*** SOURCE TEXT ***

[Info-vax] Could XRDP be the next graphical interface for VMS?

Bill Gunshannon bill at server3.cs.scranton.edu
Mon Mar 23 09:03:42 EDT 2015


In article <9338c$550fec73$5ed4324a$30545 at news.ziggo.nl>,
	Dirk Munk <munk at home.nl> writes:
> Jan-Erik Soderholm wrote:
>> Dirk Munk skrev den 2015-03-22 13:32:
>>
>>> I agree. My first impression was that it was a kind of X-Windows
>>> variant. I
>>> had no idea it would be this primitive. With an X-Windows server you can
>>> run applications on several clients (in X-Windowa terminology), and that
>>> will be impossible with RDP I guess.
>>>
>>
>> The big difference is that a X-window client application are specificaly
>> written with X-windows in mind. You can not run anything that is not
>> written for X-windows in the first place.

***

--- REQUIRED TASK 1 ---
In the XRDP post, what does Jan-Erik Soderholm say is the big difference with an X-windows client application?
--- REQUIRED TASK 2 ---
Continue the XRDP post from its final line.

*** DATA ***

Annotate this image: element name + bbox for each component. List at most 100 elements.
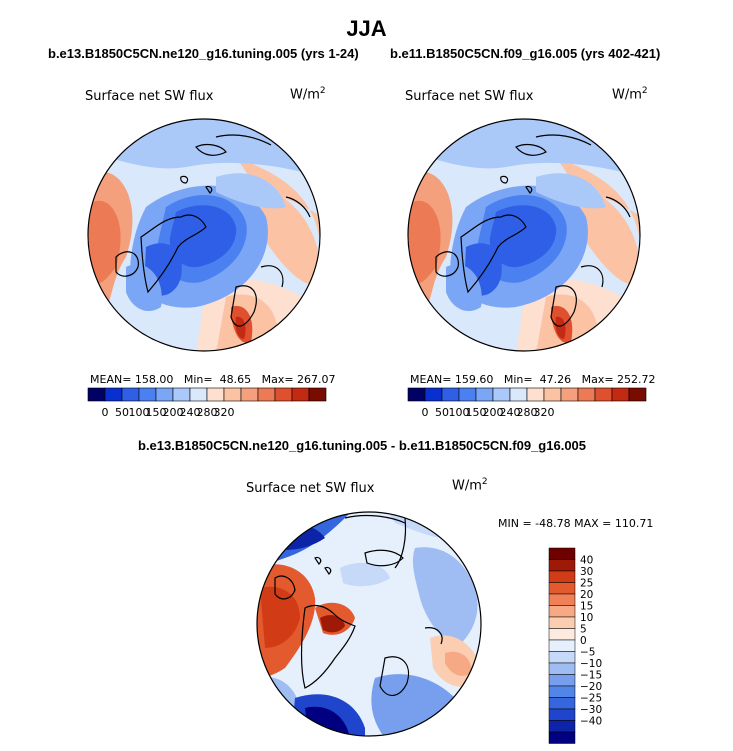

***

--- EXERCISE OUTPUT 1 ---
It is written specifically with X-windows in mind, so nothing not written for X-windows can be run.

--- EXERCISE OUTPUT 2 ---
>>
> 
> I get that, but Windows has its own way of doing something similar on 
> the local screen. A Windows applications will issue some instructions to 
> draw a window on a screen. It would have been nice if Microsoft had 
> thought of a way to issue those instructions on a remote PC/terminal, 
> just like with X-Windows.

Why?  I have had over a thousand usrs since I have started working
here.  To the best of my knowledge, I am the only one who has ever
done individual programs displaying on amy remote screen.  Everyone
else either uses RDP for Windows or an entire X desktop on their
remote system.  No, I lied.  I have one other user.  But he doesn't
even know how it works.  he just clicks on an icon and Xfig pops
up on his windows desktop.  

> 
>> Applications that are displayed over RDP does not know they are
>> displayed using RDP. There are no "RDP-applications".
> 
> No, but with a Unix or VMS system, applications with a GUI interface 
> don't know if they are run locally using a graphics card, or remotely on 
> a X-Windows server.

And the cost of that is limitations on the graphics capabilities.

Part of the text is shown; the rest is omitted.